Problem requirements: Each record below should be repeated precisely as written.

"""

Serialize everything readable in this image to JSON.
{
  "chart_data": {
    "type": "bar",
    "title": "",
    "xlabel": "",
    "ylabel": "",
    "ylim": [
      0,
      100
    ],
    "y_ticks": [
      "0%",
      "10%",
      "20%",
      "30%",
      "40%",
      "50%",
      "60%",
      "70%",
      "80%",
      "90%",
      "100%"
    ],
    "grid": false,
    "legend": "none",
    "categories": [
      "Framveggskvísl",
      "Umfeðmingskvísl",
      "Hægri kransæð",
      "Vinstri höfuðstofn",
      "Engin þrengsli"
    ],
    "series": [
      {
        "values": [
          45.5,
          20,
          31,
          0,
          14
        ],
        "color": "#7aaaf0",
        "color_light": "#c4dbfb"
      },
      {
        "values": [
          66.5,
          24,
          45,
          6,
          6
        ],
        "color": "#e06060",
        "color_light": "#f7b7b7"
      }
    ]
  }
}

"""

Solution for this problem:
Serialize everything readable in this image to JSON.
{
  "chart_data": {
    "type": "bar",
    "title": "",
    "xlabel": "",
    "ylabel": "",
    "ylim": [
      0,
      100
    ],
    "y_ticks": [
      "0%",
      "10%",
      "20%",
      "30%",
      "40%",
      "50%",
      "60%",
      "70%",
      "80%",
      "90%",
      "100%"
    ],
    "grid": false,
    "legend": "none",
    "categories": [
      "Framveggskvísl",
      "Umfeðmingskvísl",
      "Hægri kransæð",
      "Vinstri höfuðstofn",
      "Engin þrengsli"
    ],
    "series": [
      {
        "values": [
          45.5,
          20,
          31,
          0,
          14
        ],
        "color": "#7aaaf0",
        "color_light": "#c4dbfb"
      },
      {
        "values": [
          66.5,
          24,
          45,
          6,
          6
        ],
        "color": "#e06060",
        "color_light": "#f7b7b7"
      }
    ]
  }
}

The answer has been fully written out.